┌─ EXTRACTED MATERIAL

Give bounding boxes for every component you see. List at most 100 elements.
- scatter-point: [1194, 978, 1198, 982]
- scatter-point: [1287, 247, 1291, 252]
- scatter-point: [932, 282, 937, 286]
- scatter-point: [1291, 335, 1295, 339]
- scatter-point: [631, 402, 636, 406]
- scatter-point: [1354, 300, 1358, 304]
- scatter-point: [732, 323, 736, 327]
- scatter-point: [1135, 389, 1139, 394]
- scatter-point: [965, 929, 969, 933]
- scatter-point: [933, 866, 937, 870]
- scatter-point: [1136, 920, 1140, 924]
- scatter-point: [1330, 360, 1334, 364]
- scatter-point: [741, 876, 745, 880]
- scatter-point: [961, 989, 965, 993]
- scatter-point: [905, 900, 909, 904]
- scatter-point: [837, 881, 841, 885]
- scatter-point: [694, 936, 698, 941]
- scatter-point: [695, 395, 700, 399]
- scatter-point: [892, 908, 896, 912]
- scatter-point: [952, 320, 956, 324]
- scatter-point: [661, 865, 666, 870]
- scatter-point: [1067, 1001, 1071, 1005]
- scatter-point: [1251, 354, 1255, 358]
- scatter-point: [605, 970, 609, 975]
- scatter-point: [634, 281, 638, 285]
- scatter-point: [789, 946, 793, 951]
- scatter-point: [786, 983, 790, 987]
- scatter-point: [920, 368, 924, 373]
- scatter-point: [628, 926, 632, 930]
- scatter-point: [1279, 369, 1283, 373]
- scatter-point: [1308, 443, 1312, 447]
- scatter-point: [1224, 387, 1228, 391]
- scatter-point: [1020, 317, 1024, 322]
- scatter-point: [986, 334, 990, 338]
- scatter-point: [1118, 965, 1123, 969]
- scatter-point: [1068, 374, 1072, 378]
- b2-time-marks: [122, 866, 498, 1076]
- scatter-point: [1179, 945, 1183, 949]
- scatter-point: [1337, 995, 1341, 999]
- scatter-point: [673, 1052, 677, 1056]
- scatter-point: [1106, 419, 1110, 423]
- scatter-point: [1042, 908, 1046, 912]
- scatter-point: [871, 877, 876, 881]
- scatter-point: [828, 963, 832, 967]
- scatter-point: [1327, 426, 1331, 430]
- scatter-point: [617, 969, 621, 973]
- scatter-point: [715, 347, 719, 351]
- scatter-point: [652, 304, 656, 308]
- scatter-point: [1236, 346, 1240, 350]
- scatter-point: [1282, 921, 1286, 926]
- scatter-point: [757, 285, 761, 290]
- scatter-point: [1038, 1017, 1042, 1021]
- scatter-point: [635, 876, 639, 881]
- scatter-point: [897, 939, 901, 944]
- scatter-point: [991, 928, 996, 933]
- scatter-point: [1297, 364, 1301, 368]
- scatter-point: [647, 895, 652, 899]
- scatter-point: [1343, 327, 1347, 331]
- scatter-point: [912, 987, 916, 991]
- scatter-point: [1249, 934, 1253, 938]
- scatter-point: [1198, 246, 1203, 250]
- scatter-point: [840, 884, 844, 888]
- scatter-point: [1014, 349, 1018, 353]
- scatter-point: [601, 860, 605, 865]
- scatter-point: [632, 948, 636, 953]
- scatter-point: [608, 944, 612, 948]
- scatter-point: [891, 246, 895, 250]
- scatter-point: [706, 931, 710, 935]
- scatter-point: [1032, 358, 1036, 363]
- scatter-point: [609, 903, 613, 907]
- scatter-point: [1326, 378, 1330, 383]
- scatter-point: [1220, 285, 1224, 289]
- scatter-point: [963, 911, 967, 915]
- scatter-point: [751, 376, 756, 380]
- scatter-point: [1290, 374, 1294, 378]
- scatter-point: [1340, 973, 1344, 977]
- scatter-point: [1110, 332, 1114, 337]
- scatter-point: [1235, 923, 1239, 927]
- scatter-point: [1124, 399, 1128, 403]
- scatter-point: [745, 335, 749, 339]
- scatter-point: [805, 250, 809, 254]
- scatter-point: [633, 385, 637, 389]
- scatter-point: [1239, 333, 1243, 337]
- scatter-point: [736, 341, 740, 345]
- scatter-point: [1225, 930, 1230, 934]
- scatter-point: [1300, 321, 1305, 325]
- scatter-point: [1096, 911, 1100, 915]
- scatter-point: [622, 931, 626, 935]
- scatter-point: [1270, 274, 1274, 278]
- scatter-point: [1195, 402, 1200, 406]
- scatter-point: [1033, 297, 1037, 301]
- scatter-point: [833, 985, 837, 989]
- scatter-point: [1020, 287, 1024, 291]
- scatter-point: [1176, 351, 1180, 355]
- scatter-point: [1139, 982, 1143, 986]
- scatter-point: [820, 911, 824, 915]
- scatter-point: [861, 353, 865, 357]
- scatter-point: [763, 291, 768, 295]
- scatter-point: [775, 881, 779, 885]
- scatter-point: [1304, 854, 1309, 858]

└─

Put each line of the data above into a Markdown table with two columns, "Row" for the row number and "Line" for the line itself, and leave out any blank lines.

* [COMPLETED EXERCISE]:
| Row | Line |
|---|---|
| 1 | Give bounding boxes for every component you see. List at most 100 elements. |
| 2 | - scatter-point: [1194, 978, 1198, 982] |
| 3 | - scatter-point: [1287, 247, 1291, 252] |
| 4 | - scatter-point: [932, 282, 937, 286] |
| 5 | - scatter-point: [1291, 335, 1295, 339] |
| 6 | - scatter-point: [631, 402, 636, 406] |
| 7 | - scatter-point: [1354, 300, 1358, 304] |
| 8 | - scatter-point: [732, 323, 736, 327] |
| 9 | - scatter-point: [1135, 389, 1139, 394] |
| 10 | - scatter-point: [965, 929, 969, 933] |
| 11 | - scatter-point: [933, 866, 937, 870] |
| 12 | - scatter-point: [1136, 920, 1140, 924] |
| 13 | - scatter-point: [1330, 360, 1334, 364] |
| 14 | - scatter-point: [741, 876, 745, 880] |
| 15 | - scatter-point: [961, 989, 965, 993] |
| 16 | - scatter-point: [905, 900, 909, 904] |
| 17 | - scatter-point: [837, 881, 841, 885] |
| 18 | - scatter-point: [694, 936, 698, 941] |
| 19 | - scatter-point: [695, 395, 700, 399] |
| 20 | - scatter-point: [892, 908, 896, 912] |
| 21 | - scatter-point: [952, 320, 956, 324] |
| 22 | - scatter-point: [661, 865, 666, 870] |
| 23 | - scatter-point: [1067, 1001, 1071, 1005] |
| 24 | - scatter-point: [1251, 354, 1255, 358] |
| 25 | - scatter-point: [605, 970, 609, 975] |
| 26 | - scatter-point: [634, 281, 638, 285] |
| 27 | - scatter-point: [789, 946, 793, 951] |
| 28 | - scatter-point: [786, 983, 790, 987] |
| 29 | - scatter-point: [920, 368, 924, 373] |
| 30 | - scatter-point: [628, 926, 632, 930] |
| 31 | - scatter-point: [1279, 369, 1283, 373] |
| 32 | - scatter-point: [1308, 443, 1312, 447] |
| 33 | - scatter-point: [1224, 387, 1228, 391] |
| 34 | - scatter-point: [1020, 317, 1024, 322] |
| 35 | - scatter-point: [986, 334, 990, 338] |
| 36 | - scatter-point: [1118, 965, 1123, 969] |
| 37 | - scatter-point: [1068, 374, 1072, 378] |
| 38 | - b2-time-marks: [122, 866, 498, 1076] |
| 39 | - scatter-point: [1179, 945, 1183, 949] |
| 40 | - scatter-point: [1337, 995, 1341, 999] |
| 41 | - scatter-point: [673, 1052, 677, 1056] |
| 42 | - scatter-point: [1106, 419, 1110, 423] |
| 43 | - scatter-point: [1042, 908, 1046, 912] |
| 44 | - scatter-point: [871, 877, 876, 881] |
| 45 | - scatter-point: [828, 963, 832, 967] |
| 46 | - scatter-point: [1327, 426, 1331, 430] |
| 47 | - scatter-point: [617, 969, 621, 973] |
| 48 | - scatter-point: [715, 347, 719, 351] |
| 49 | - scatter-point: [652, 304, 656, 308] |
| 50 | - scatter-point: [1236, 346, 1240, 350] |
| 51 | - scatter-point: [1282, 921, 1286, 926] |
| 52 | - scatter-point: [757, 285, 761, 290] |
| 53 | - scatter-point: [1038, 1017, 1042, 1021] |
| 54 | - scatter-point: [635, 876, 639, 881] |
| 55 | - scatter-point: [897, 939, 901, 944] |
| 56 | - scatter-point: [991, 928, 996, 933] |
| 57 | - scatter-point: [1297, 364, 1301, 368] |
| 58 | - scatter-point: [647, 895, 652, 899] |
| 59 | - scatter-point: [1343, 327, 1347, 331] |
| 60 | - scatter-point: [912, 987, 916, 991] |
| 61 | - scatter-point: [1249, 934, 1253, 938] |
| 62 | - scatter-point: [1198, 246, 1203, 250] |
| 63 | - scatter-point: [840, 884, 844, 888] |
| 64 | - scatter-point: [1014, 349, 1018, 353] |
| 65 | - scatter-point: [601, 860, 605, 865] |
| 66 | - scatter-point: [632, 948, 636, 953] |
| 67 | - scatter-point: [608, 944, 612, 948] |
| 68 | - scatter-point: [891, 246, 895, 250] |
| 69 | - scatter-point: [706, 931, 710, 935] |
| 70 | - scatter-point: [1032, 358, 1036, 363] |
| 71 | - scatter-point: [609, 903, 613, 907] |
| 72 | - scatter-point: [1326, 378, 1330, 383] |
| 73 | - scatter-point: [1220, 285, 1224, 289] |
| 74 | - scatter-point: [963, 911, 967, 915] |
| 75 | - scatter-point: [751, 376, 756, 380] |
| 76 | - scatter-point: [1290, 374, 1294, 378] |
| 77 | - scatter-point: [1340, 973, 1344, 977] |
| 78 | - scatter-point: [1110, 332, 1114, 337] |
| 79 | - scatter-point: [1235, 923, 1239, 927] |
| 80 | - scatter-point: [1124, 399, 1128, 403] |
| 81 | - scatter-point: [745, 335, 749, 339] |
| 82 | - scatter-point: [805, 250, 809, 254] |
| 83 | - scatter-point: [633, 385, 637, 389] |
| 84 | - scatter-point: [1239, 333, 1243, 337] |
| 85 | - scatter-point: [736, 341, 740, 345] |
| 86 | - scatter-point: [1225, 930, 1230, 934] |
| 87 | - scatter-point: [1300, 321, 1305, 325] |
| 88 | - scatter-point: [1096, 911, 1100, 915] |
| 89 | - scatter-point: [622, 931, 626, 935] |
| 90 | - scatter-point: [1270, 274, 1274, 278] |
| 91 | - scatter-point: [1195, 402, 1200, 406] |
| 92 | - scatter-point: [1033, 297, 1037, 301] |
| 93 | - scatter-point: [833, 985, 837, 989] |
| 94 | - scatter-point: [1020, 287, 1024, 291] |
| 95 | - scatter-point: [1176, 351, 1180, 355] |
| 96 | - scatter-point: [1139, 982, 1143, 986] |
| 97 | - scatter-point: [820, 911, 824, 915] |
| 98 | - scatter-point: [861, 353, 865, 357] |
| 99 | - scatter-point: [763, 291, 768, 295] |
| 100 | - scatter-point: [775, 881, 779, 885] |
| 101 | - scatter-point: [1304, 854, 1309, 858] |